### Task
Print every entry exactly as written and exclude all images.

### Data excerpts
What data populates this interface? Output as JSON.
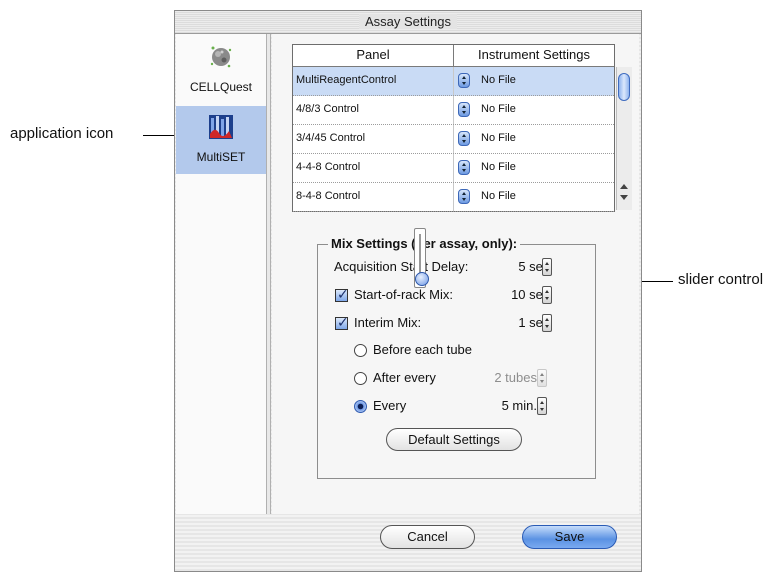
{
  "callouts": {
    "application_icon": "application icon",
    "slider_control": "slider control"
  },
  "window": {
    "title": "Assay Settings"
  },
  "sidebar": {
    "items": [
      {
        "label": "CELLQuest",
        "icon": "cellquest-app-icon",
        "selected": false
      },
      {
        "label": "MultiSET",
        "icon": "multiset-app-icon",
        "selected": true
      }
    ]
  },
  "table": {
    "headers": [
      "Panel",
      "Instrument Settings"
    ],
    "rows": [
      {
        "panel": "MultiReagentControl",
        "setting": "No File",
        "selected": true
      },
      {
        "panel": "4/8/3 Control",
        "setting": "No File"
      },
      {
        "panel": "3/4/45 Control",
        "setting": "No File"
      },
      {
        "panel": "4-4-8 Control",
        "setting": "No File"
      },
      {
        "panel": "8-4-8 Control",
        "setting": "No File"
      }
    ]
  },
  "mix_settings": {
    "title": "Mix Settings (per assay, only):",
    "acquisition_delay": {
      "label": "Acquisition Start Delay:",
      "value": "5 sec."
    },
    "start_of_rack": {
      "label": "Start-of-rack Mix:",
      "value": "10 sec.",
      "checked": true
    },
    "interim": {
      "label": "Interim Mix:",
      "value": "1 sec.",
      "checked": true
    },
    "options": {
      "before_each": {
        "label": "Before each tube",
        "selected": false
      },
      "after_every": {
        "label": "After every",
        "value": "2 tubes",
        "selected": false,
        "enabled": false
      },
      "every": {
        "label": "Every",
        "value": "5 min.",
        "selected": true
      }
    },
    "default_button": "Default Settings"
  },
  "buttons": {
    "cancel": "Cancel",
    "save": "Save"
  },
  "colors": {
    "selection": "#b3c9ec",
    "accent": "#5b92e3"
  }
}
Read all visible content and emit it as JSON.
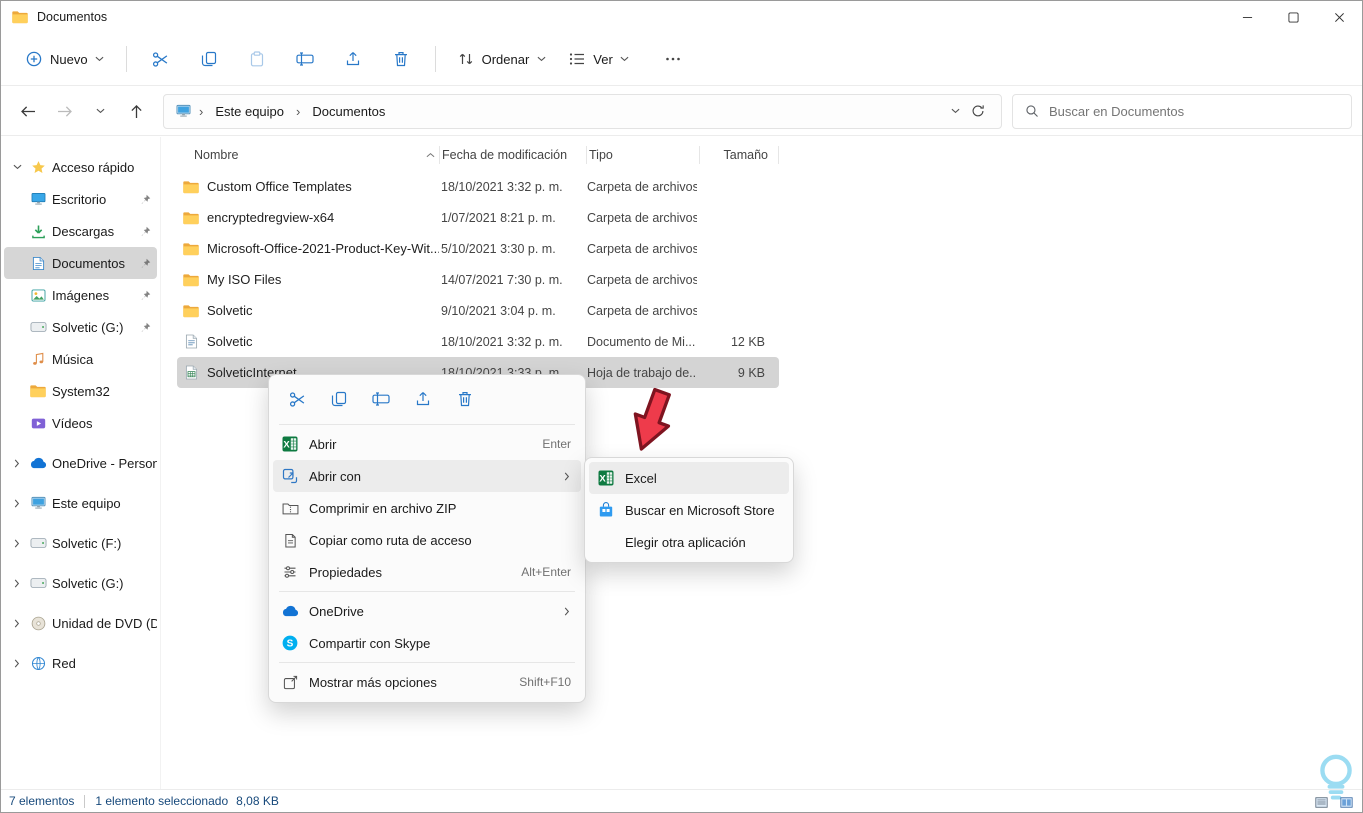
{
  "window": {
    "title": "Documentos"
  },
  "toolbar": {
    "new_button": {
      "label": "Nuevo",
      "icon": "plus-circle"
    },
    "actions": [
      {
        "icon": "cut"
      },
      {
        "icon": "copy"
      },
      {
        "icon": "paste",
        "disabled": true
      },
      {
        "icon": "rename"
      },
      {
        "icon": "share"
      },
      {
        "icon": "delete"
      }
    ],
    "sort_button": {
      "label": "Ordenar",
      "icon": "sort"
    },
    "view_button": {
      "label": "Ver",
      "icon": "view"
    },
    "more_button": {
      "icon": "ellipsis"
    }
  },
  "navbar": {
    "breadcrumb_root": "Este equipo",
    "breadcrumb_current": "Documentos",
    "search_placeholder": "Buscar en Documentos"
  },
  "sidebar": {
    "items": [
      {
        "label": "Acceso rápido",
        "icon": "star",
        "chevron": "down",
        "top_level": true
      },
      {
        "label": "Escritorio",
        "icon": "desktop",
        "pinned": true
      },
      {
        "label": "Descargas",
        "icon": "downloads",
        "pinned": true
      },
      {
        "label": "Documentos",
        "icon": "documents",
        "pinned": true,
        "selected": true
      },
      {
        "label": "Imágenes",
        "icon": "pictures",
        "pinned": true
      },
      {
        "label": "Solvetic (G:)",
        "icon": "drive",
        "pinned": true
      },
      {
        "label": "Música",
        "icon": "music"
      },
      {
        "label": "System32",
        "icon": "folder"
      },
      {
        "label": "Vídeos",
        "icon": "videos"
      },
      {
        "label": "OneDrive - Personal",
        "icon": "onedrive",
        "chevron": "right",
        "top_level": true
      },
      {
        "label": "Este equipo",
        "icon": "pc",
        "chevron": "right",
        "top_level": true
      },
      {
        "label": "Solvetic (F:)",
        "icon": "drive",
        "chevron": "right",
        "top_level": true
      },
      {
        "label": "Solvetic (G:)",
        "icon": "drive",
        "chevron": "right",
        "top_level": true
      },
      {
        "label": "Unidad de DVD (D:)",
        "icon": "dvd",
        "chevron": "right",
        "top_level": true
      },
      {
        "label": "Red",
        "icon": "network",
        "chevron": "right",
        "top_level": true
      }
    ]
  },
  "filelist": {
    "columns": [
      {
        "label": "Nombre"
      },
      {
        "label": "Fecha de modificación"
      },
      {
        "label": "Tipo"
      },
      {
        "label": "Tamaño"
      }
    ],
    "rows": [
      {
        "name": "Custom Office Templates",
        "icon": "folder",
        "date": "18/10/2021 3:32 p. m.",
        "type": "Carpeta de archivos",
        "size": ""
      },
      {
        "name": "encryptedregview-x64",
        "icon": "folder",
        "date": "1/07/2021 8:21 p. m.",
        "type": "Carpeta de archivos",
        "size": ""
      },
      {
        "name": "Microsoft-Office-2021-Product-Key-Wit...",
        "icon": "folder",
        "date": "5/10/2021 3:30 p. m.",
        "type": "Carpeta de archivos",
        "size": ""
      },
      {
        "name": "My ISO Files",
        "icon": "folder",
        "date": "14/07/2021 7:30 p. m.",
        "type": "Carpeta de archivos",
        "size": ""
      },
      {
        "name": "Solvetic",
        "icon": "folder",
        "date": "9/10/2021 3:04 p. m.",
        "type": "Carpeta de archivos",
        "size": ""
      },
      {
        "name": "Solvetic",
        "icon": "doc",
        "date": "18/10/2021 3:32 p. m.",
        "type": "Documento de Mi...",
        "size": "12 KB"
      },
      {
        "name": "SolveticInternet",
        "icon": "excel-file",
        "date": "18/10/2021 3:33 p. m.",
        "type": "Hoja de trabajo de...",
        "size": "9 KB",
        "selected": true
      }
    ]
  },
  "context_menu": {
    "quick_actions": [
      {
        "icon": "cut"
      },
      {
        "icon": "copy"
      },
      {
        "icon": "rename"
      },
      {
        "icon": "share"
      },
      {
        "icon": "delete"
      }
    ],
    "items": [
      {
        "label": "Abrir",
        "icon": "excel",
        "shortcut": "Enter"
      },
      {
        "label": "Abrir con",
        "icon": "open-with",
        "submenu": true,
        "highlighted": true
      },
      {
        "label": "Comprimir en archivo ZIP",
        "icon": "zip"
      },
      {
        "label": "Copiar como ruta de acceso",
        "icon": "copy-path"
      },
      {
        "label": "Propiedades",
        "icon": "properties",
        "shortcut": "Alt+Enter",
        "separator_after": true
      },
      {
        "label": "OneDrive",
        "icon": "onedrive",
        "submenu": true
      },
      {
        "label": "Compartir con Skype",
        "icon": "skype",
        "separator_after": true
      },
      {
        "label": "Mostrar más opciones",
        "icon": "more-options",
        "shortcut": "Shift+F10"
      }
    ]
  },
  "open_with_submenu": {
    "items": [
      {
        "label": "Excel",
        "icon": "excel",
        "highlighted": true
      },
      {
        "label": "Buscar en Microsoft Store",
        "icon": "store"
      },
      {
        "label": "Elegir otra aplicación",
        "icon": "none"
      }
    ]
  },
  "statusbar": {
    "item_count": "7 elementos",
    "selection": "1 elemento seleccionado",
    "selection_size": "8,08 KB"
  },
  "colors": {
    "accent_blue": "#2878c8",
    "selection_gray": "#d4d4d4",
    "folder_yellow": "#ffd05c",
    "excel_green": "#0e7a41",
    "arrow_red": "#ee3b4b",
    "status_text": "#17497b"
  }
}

### Written answer
What data populates this interface? Output as JSON.
{
  "callouts": {
    "application_icon": "application icon",
    "slider_control": "slider control"
  },
  "window": {
    "title": "Assay Settings"
  },
  "sidebar": {
    "items": [
      {
        "label": "CELLQuest",
        "icon": "cellquest-app-icon",
        "selected": false
      },
      {
        "label": "MultiSET",
        "icon": "multiset-app-icon",
        "selected": true
      }
    ]
  },
  "table": {
    "headers": [
      "Panel",
      "Instrument Settings"
    ],
    "rows": [
      {
        "panel": "MultiReagentControl",
        "setting": "No File",
        "selected": true
      },
      {
        "panel": "4/8/3 Control",
        "setting": "No File"
      },
      {
        "panel": "3/4/45 Control",
        "setting": "No File"
      },
      {
        "panel": "4-4-8 Control",
        "setting": "No File"
      },
      {
        "panel": "8-4-8 Control",
        "setting": "No File"
      }
    ]
  },
  "mix_settings": {
    "title": "Mix Settings (per assay, only):",
    "acquisition_delay": {
      "label": "Acquisition Start Delay:",
      "value": "5 sec."
    },
    "start_of_rack": {
      "label": "Start-of-rack Mix:",
      "value": "10 sec.",
      "checked": true
    },
    "interim": {
      "label": "Interim Mix:",
      "value": "1 sec.",
      "checked": true
    },
    "options": {
      "before_each": {
        "label": "Before each tube",
        "selected": false
      },
      "after_every": {
        "label": "After every",
        "value": "2 tubes",
        "selected": false,
        "enabled": false
      },
      "every": {
        "label": "Every",
        "value": "5 min.",
        "selected": true
      }
    },
    "default_button": "Default Settings"
  },
  "buttons": {
    "cancel": "Cancel",
    "save": "Save"
  },
  "colors": {
    "selection": "#b3c9ec",
    "accent": "#5b92e3"
  }
}
Read all visible content and emit it as JSON.
{
  "window": {
    "title": "Documentos"
  },
  "toolbar": {
    "new_button": {
      "label": "Nuevo",
      "icon": "plus-circle"
    },
    "actions": [
      {
        "icon": "cut"
      },
      {
        "icon": "copy"
      },
      {
        "icon": "paste",
        "disabled": true
      },
      {
        "icon": "rename"
      },
      {
        "icon": "share"
      },
      {
        "icon": "delete"
      }
    ],
    "sort_button": {
      "label": "Ordenar",
      "icon": "sort"
    },
    "view_button": {
      "label": "Ver",
      "icon": "view"
    },
    "more_button": {
      "icon": "ellipsis"
    }
  },
  "navbar": {
    "breadcrumb_root": "Este equipo",
    "breadcrumb_current": "Documentos",
    "search_placeholder": "Buscar en Documentos"
  },
  "sidebar": {
    "items": [
      {
        "label": "Acceso rápido",
        "icon": "star",
        "chevron": "down",
        "top_level": true
      },
      {
        "label": "Escritorio",
        "icon": "desktop",
        "pinned": true
      },
      {
        "label": "Descargas",
        "icon": "downloads",
        "pinned": true
      },
      {
        "label": "Documentos",
        "icon": "documents",
        "pinned": true,
        "selected": true
      },
      {
        "label": "Imágenes",
        "icon": "pictures",
        "pinned": true
      },
      {
        "label": "Solvetic (G:)",
        "icon": "drive",
        "pinned": true
      },
      {
        "label": "Música",
        "icon": "music"
      },
      {
        "label": "System32",
        "icon": "folder"
      },
      {
        "label": "Vídeos",
        "icon": "videos"
      },
      {
        "label": "OneDrive - Personal",
        "icon": "onedrive",
        "chevron": "right",
        "top_level": true
      },
      {
        "label": "Este equipo",
        "icon": "pc",
        "chevron": "right",
        "top_level": true
      },
      {
        "label": "Solvetic (F:)",
        "icon": "drive",
        "chevron": "right",
        "top_level": true
      },
      {
        "label": "Solvetic (G:)",
        "icon": "drive",
        "chevron": "right",
        "top_level": true
      },
      {
        "label": "Unidad de DVD (D:)",
        "icon": "dvd",
        "chevron": "right",
        "top_level": true
      },
      {
        "label": "Red",
        "icon": "network",
        "chevron": "right",
        "top_level": true
      }
    ]
  },
  "filelist": {
    "columns": [
      {
        "label": "Nombre"
      },
      {
        "label": "Fecha de modificación"
      },
      {
        "label": "Tipo"
      },
      {
        "label": "Tamaño"
      }
    ],
    "rows": [
      {
        "name": "Custom Office Templates",
        "icon": "folder",
        "date": "18/10/2021 3:32 p. m.",
        "type": "Carpeta de archivos",
        "size": ""
      },
      {
        "name": "encryptedregview-x64",
        "icon": "folder",
        "date": "1/07/2021 8:21 p. m.",
        "type": "Carpeta de archivos",
        "size": ""
      },
      {
        "name": "Microsoft-Office-2021-Product-Key-Wit...",
        "icon": "folder",
        "date": "5/10/2021 3:30 p. m.",
        "type": "Carpeta de archivos",
        "size": ""
      },
      {
        "name": "My ISO Files",
        "icon": "folder",
        "date": "14/07/2021 7:30 p. m.",
        "type": "Carpeta de archivos",
        "size": ""
      },
      {
        "name": "Solvetic",
        "icon": "folder",
        "date": "9/10/2021 3:04 p. m.",
        "type": "Carpeta de archivos",
        "size": ""
      },
      {
        "name": "Solvetic",
        "icon": "doc",
        "date": "18/10/2021 3:32 p. m.",
        "type": "Documento de Mi...",
        "size": "12 KB"
      },
      {
        "name": "SolveticInternet",
        "icon": "excel-file",
        "date": "18/10/2021 3:33 p. m.",
        "type": "Hoja de trabajo de...",
        "size": "9 KB",
        "selected": true
      }
    ]
  },
  "context_menu": {
    "quick_actions": [
      {
        "icon": "cut"
      },
      {
        "icon": "copy"
      },
      {
        "icon": "rename"
      },
      {
        "icon": "share"
      },
      {
        "icon": "delete"
      }
    ],
    "items": [
      {
        "label": "Abrir",
        "icon": "excel",
        "shortcut": "Enter"
      },
      {
        "label": "Abrir con",
        "icon": "open-with",
        "submenu": true,
        "highlighted": true
      },
      {
        "label": "Comprimir en archivo ZIP",
        "icon": "zip"
      },
      {
        "label": "Copiar como ruta de acceso",
        "icon": "copy-path"
      },
      {
        "label": "Propiedades",
        "icon": "properties",
        "shortcut": "Alt+Enter",
        "separator_after": true
      },
      {
        "label": "OneDrive",
        "icon": "onedrive",
        "submenu": true
      },
      {
        "label": "Compartir con Skype",
        "icon": "skype",
        "separator_after": true
      },
      {
        "label": "Mostrar más opciones",
        "icon": "more-options",
        "shortcut": "Shift+F10"
      }
    ]
  },
  "open_with_submenu": {
    "items": [
      {
        "label": "Excel",
        "icon": "excel",
        "highlighted": true
      },
      {
        "label": "Buscar en Microsoft Store",
        "icon": "store"
      },
      {
        "label": "Elegir otra aplicación",
        "icon": "none"
      }
    ]
  },
  "statusbar": {
    "item_count": "7 elementos",
    "selection": "1 elemento seleccionado",
    "selection_size": "8,08 KB"
  },
  "colors": {
    "accent_blue": "#2878c8",
    "selection_gray": "#d4d4d4",
    "folder_yellow": "#ffd05c",
    "excel_green": "#0e7a41",
    "arrow_red": "#ee3b4b",
    "status_text": "#17497b"
  }
}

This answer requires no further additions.